▶ _JOB_
Your answer should be a single number: the count of lines containing "million".

Records about charts and figures:
>>>
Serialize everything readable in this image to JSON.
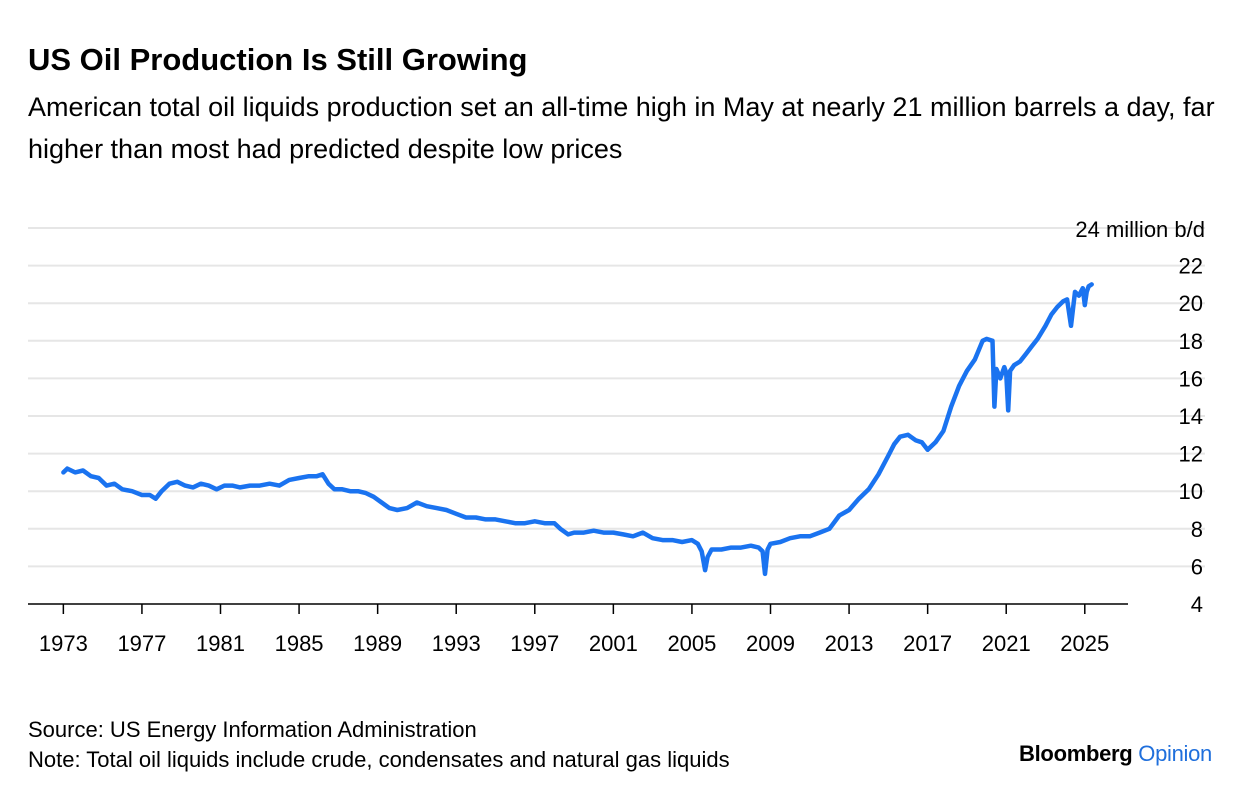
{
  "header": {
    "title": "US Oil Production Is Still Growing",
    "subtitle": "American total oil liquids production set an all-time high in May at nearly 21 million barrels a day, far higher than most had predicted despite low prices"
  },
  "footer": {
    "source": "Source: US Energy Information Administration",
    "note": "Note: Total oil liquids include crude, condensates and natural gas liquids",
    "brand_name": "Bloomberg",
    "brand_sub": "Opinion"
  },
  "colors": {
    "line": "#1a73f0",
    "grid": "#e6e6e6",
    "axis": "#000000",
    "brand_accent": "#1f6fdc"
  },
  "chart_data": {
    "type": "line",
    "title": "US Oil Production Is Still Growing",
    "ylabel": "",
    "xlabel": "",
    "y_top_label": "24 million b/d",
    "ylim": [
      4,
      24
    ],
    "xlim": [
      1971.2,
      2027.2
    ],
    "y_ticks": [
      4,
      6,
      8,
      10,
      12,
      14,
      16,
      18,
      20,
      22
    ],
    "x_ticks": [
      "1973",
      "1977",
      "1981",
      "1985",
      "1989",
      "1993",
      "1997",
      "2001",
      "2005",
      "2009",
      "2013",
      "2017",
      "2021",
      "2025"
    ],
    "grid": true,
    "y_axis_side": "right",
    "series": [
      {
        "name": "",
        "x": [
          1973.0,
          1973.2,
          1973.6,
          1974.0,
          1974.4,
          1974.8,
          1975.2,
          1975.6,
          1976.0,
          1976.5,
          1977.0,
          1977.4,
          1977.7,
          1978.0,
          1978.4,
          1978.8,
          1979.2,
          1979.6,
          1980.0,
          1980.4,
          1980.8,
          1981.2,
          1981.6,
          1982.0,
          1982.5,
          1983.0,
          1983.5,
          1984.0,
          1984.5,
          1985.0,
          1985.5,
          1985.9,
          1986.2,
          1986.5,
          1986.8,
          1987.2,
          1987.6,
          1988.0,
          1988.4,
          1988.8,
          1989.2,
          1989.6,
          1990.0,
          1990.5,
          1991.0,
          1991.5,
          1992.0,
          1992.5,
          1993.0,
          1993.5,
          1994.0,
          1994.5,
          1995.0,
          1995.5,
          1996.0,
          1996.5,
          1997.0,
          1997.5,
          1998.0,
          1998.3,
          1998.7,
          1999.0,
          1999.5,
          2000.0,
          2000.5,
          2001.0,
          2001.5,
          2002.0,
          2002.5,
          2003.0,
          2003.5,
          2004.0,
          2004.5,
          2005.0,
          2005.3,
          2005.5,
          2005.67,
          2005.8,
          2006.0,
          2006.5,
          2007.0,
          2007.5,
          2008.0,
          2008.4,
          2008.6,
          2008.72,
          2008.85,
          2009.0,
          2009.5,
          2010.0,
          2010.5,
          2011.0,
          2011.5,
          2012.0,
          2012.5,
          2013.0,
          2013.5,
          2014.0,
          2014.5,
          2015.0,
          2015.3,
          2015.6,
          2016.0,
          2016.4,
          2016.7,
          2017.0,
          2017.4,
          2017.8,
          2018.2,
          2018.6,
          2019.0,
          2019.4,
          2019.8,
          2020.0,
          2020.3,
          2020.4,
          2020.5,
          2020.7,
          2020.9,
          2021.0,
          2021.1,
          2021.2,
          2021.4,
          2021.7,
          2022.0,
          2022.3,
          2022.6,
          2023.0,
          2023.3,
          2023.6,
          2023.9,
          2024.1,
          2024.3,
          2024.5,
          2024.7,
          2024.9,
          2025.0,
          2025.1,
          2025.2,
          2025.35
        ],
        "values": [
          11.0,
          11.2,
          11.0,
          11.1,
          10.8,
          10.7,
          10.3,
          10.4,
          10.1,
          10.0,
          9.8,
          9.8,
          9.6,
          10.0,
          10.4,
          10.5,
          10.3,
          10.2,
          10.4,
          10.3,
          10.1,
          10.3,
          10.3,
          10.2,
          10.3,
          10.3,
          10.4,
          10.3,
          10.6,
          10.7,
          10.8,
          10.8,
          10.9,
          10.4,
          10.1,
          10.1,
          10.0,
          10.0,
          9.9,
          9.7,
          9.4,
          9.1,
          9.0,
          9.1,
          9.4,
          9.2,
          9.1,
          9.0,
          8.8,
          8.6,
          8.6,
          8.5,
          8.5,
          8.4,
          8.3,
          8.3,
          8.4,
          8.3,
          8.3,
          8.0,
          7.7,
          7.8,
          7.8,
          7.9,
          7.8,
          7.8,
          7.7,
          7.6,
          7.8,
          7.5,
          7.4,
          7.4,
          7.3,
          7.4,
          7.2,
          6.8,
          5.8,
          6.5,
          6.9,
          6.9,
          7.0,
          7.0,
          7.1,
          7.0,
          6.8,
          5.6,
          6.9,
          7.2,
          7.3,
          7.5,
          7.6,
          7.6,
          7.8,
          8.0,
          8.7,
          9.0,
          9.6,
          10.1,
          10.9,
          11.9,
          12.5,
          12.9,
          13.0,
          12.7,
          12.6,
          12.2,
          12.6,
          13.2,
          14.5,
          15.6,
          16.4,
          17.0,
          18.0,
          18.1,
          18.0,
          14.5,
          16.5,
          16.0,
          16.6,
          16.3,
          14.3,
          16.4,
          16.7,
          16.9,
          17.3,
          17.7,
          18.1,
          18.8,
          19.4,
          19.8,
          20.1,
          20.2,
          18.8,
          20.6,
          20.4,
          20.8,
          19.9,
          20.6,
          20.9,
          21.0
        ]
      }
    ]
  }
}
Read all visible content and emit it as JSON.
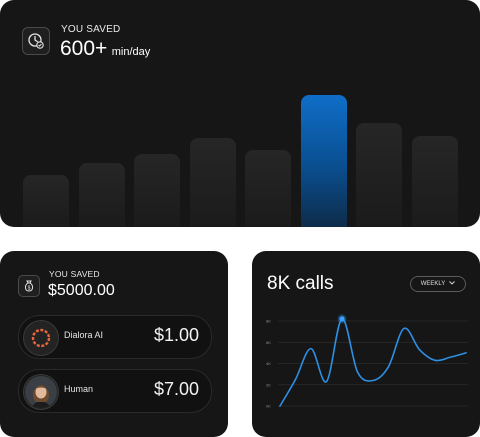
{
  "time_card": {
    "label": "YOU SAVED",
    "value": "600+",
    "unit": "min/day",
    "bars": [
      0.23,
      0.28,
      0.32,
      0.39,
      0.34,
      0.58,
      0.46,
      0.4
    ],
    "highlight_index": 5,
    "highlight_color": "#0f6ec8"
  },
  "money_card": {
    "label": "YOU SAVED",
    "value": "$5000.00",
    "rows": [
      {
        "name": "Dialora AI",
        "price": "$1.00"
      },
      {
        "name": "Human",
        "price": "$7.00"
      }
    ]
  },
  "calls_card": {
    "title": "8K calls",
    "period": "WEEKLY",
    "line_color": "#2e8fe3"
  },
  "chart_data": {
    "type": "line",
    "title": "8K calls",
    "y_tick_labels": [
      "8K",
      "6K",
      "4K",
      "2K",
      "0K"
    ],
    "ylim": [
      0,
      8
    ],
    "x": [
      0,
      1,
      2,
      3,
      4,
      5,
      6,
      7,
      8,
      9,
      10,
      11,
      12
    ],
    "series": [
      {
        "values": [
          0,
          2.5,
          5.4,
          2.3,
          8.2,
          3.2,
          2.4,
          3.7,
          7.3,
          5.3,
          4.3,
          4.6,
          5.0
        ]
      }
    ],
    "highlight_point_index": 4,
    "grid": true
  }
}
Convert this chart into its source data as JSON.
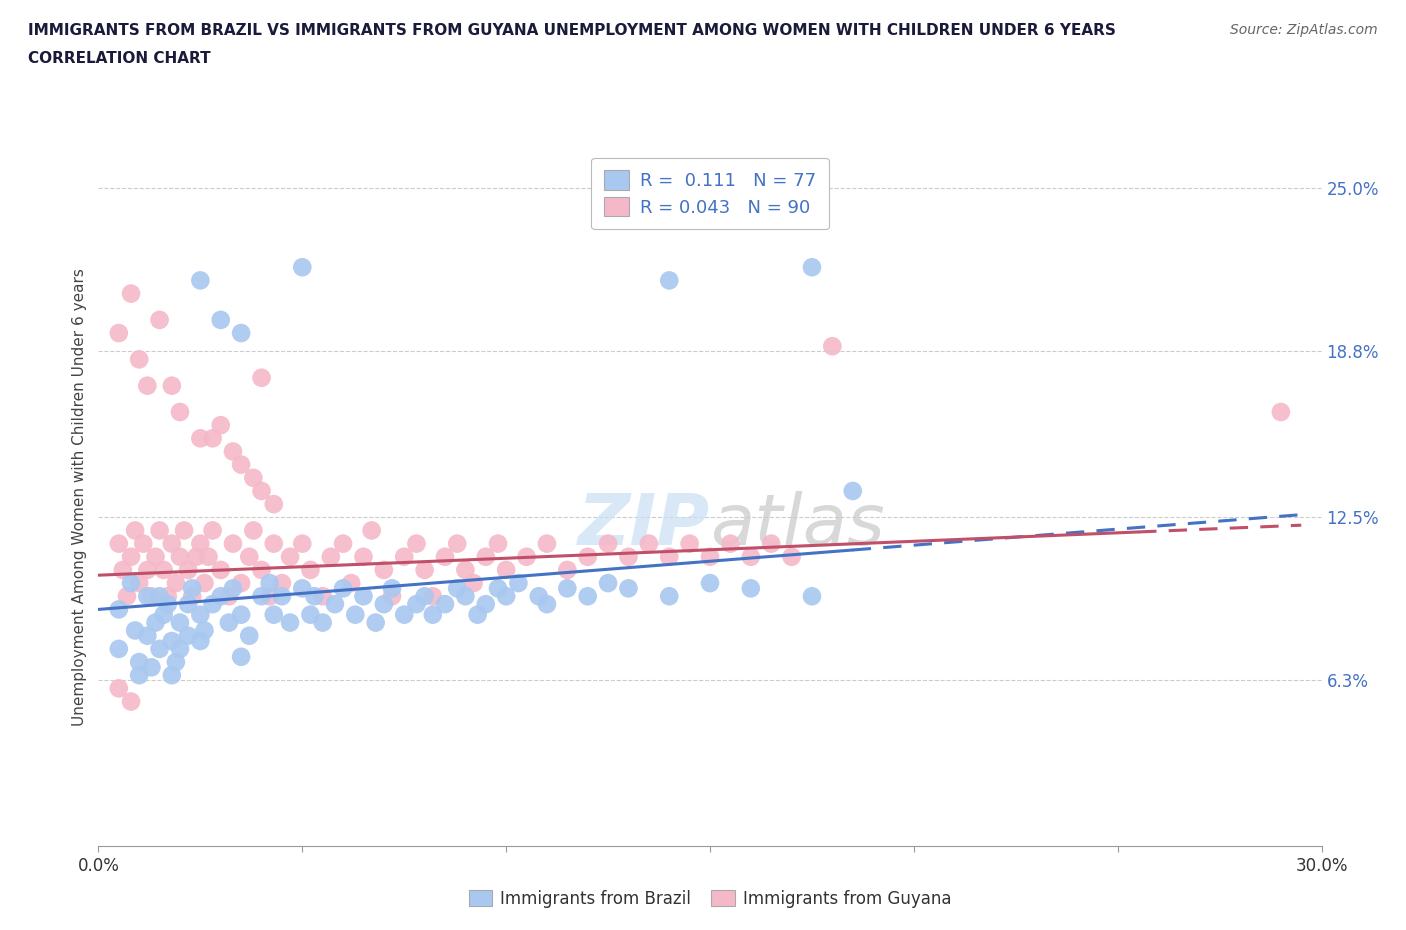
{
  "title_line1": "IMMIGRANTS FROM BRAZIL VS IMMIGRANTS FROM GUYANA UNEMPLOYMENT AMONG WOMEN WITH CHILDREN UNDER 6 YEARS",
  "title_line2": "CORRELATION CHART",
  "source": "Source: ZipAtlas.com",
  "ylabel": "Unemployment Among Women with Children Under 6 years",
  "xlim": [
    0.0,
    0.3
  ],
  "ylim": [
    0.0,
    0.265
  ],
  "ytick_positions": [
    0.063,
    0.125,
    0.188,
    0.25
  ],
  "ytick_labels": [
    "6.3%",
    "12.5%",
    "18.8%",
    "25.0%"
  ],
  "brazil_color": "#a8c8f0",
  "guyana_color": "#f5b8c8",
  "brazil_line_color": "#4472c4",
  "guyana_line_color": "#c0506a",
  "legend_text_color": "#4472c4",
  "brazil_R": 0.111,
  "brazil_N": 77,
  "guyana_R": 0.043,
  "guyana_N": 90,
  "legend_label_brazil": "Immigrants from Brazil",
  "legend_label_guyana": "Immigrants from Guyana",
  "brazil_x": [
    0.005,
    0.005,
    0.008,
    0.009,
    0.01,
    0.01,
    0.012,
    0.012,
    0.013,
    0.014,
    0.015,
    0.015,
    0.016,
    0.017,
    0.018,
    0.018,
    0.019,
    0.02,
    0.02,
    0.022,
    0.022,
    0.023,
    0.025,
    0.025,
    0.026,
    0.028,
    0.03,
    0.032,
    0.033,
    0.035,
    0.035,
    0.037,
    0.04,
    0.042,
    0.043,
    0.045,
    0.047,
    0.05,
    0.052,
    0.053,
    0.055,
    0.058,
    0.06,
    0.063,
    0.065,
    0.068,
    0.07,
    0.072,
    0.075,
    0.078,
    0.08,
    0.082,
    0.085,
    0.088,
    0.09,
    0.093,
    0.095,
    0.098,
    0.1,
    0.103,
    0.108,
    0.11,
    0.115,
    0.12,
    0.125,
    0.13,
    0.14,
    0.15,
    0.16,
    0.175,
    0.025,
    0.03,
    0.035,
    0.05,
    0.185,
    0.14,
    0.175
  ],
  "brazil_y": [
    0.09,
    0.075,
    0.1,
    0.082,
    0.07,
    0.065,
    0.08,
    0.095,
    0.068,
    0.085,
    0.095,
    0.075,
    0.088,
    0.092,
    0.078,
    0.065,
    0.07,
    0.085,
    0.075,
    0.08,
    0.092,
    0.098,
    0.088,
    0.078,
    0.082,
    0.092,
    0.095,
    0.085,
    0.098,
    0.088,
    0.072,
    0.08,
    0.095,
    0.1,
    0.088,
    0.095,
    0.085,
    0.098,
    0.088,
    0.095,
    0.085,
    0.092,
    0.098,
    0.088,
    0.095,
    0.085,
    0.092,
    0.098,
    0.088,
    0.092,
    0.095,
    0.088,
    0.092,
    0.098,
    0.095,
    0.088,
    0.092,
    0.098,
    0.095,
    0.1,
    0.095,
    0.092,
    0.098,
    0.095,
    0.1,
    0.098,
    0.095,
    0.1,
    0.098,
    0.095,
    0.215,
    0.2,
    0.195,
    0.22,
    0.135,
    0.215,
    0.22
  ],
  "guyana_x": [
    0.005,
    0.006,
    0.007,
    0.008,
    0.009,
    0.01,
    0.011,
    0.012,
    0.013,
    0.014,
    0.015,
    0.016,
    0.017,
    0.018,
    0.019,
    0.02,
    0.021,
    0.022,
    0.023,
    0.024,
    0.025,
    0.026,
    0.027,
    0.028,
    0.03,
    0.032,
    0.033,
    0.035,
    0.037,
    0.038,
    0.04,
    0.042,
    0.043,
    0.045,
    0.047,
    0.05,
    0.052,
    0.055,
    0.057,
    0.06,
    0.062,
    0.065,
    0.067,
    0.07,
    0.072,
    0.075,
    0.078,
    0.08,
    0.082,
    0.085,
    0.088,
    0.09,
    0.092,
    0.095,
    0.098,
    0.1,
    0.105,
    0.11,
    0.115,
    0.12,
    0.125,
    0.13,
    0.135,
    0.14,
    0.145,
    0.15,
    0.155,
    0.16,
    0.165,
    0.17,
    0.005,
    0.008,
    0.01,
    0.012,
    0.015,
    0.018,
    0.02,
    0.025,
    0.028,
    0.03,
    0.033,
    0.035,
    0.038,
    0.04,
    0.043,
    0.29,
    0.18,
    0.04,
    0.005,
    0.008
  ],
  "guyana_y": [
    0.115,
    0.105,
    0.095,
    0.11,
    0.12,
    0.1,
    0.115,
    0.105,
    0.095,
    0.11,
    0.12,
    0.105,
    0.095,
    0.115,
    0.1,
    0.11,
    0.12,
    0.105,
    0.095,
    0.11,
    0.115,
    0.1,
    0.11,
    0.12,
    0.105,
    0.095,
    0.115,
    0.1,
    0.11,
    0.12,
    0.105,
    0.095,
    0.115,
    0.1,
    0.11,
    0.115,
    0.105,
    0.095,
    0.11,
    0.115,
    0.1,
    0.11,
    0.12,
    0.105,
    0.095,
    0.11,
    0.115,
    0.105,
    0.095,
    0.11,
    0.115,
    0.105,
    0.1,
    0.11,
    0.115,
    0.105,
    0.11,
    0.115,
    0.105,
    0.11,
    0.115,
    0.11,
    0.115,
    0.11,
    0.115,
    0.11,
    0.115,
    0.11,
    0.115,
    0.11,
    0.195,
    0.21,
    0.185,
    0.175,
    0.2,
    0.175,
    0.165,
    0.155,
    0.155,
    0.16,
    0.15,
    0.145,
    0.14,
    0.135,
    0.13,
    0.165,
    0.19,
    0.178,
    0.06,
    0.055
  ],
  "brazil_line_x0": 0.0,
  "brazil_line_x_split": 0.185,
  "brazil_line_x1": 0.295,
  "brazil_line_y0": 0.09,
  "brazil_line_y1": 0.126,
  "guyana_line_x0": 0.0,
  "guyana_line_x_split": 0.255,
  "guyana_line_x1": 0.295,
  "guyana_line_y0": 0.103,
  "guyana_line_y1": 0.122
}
<<<
▶ _TASK RESULT_
2